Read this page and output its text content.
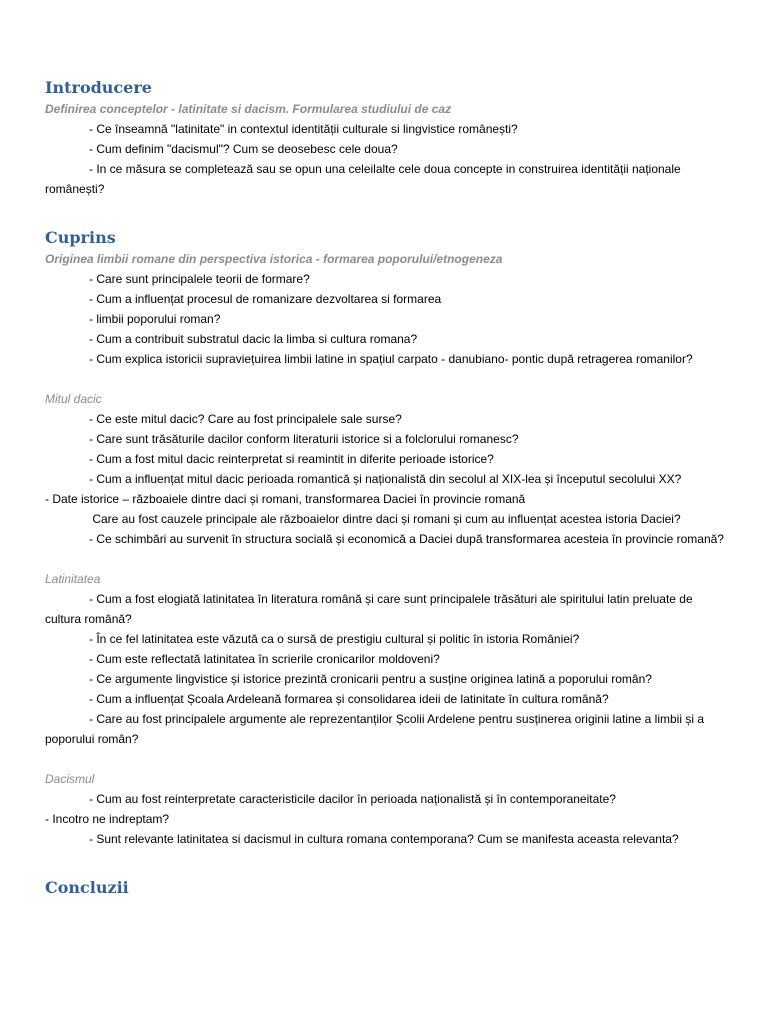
Introducere

Definirea conceptelor - latinitate si dacism. Formularea studiului de caz

- Ce înseamnă "latinitate" in contextul identității culturale si lingvistice românești?

- Cum definim "dacismul"? Cum se deosebesc cele doua?

- In ce măsura se completează sau se opun una celeilalte cele doua concepte in construirea identității naționale românești?

Cuprins

Originea limbii romane din perspectiva istorica - formarea poporului/etnogeneza

- Care sunt principalele teorii de formare?

- Cum a influențat procesul de romanizare dezvoltarea si formarea

- limbii poporului roman?

- Cum a contribuit substratul dacic la limba si cultura romana?

- Cum explica istoricii supraviețuirea limbii latine in spațiul carpato - danubiano- pontic după retragerea romanilor?

Mitul dacic

- Ce este mitul dacic? Care au fost principalele sale surse?

- Care sunt trăsăturile dacilor conform literaturii istorice si a folclorului romanesc?

- Cum a fost mitul dacic reinterpretat si reamintit in diferite perioade istorice?

- Cum a influențat mitul dacic perioada romantică și naționalistă din secolul al XIX-lea și începutul secolului XX?

- Date istorice – războaiele dintre daci și romani, transformarea Daciei în provincie romană

Care au fost cauzele principale ale războaielor dintre daci și romani și cum au influențat acestea istoria Daciei?

- Ce schimbări au survenit în structura socială și economică a Daciei după transformarea acesteia în provincie romană?

Latinitatea

- Cum a fost elogiată latinitatea în literatura română și care sunt principalele trăsături ale spiritului latin preluate de cultura română?

- În ce fel latinitatea este văzută ca o sursă de prestigiu cultural și politic în istoria României?

- Cum este reflectată latinitatea în scrierile cronicarilor moldoveni?

- Ce argumente lingvistice și istorice prezintă cronicarii pentru a susține originea latină a poporului român?

- Cum a influențat Școala Ardeleană formarea și consolidarea ideii de latinitate în cultura română?

- Care au fost principalele argumente ale reprezentanților Școlii Ardelene pentru susținerea originii latine a limbii și a poporului român?

Dacismul

- Cum au fost reinterpretate caracteristicile dacilor în perioada naționalistă și în contemporaneitate?

- Incotro ne indreptam?

- Sunt relevante latinitatea si dacismul in cultura romana contemporana? Cum se manifesta aceasta relevanta?

Concluzii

========================

**EXERCISE:**
Quote the data above in full, leaving out the pictures it holds.

**ANSWER BELOW:**
Read this page and output its text content.
Introducere

Definirea conceptelor - latinitate si dacism. Formularea studiului de caz

- Ce înseamnă "latinitate" in contextul identității culturale si lingvistice românești?

- Cum definim "dacismul"? Cum se deosebesc cele doua?

- In ce măsura se completează sau se opun una celeilalte cele doua concepte in construirea identității naționale românești?

Cuprins

Originea limbii romane din perspectiva istorica - formarea poporului/etnogeneza

- Care sunt principalele teorii de formare?

- Cum a influențat procesul de romanizare dezvoltarea si formarea

- limbii poporului roman?

- Cum a contribuit substratul dacic la limba si cultura romana?

- Cum explica istoricii supraviețuirea limbii latine in spațiul carpato - danubiano- pontic după retragerea romanilor?

Mitul dacic

- Ce este mitul dacic? Care au fost principalele sale surse?

- Care sunt trăsăturile dacilor conform literaturii istorice si a folclorului romanesc?

- Cum a fost mitul dacic reinterpretat si reamintit in diferite perioade istorice?

- Cum a influențat mitul dacic perioada romantică și naționalistă din secolul al XIX-lea și începutul secolului XX?

- Date istorice – războaiele dintre daci și romani, transformarea Daciei în provincie romană

Care au fost cauzele principale ale războaielor dintre daci și romani și cum au influențat acestea istoria Daciei?

- Ce schimbări au survenit în structura socială și economică a Daciei după transformarea acesteia în provincie romană?

Latinitatea

- Cum a fost elogiată latinitatea în literatura română și care sunt principalele trăsături ale spiritului latin preluate de cultura română?

- În ce fel latinitatea este văzută ca o sursă de prestigiu cultural și politic în istoria României?

- Cum este reflectată latinitatea în scrierile cronicarilor moldoveni?

- Ce argumente lingvistice și istorice prezintă cronicarii pentru a susține originea latină a poporului român?

- Cum a influențat Școala Ardeleană formarea și consolidarea ideii de latinitate în cultura română?

- Care au fost principalele argumente ale reprezentanților Școlii Ardelene pentru susținerea originii latine a limbii și a poporului român?

Dacismul

- Cum au fost reinterpretate caracteristicile dacilor în perioada naționalistă și în contemporaneitate?

- Incotro ne indreptam?

- Sunt relevante latinitatea si dacismul in cultura romana contemporana? Cum se manifesta aceasta relevanta?

Concluzii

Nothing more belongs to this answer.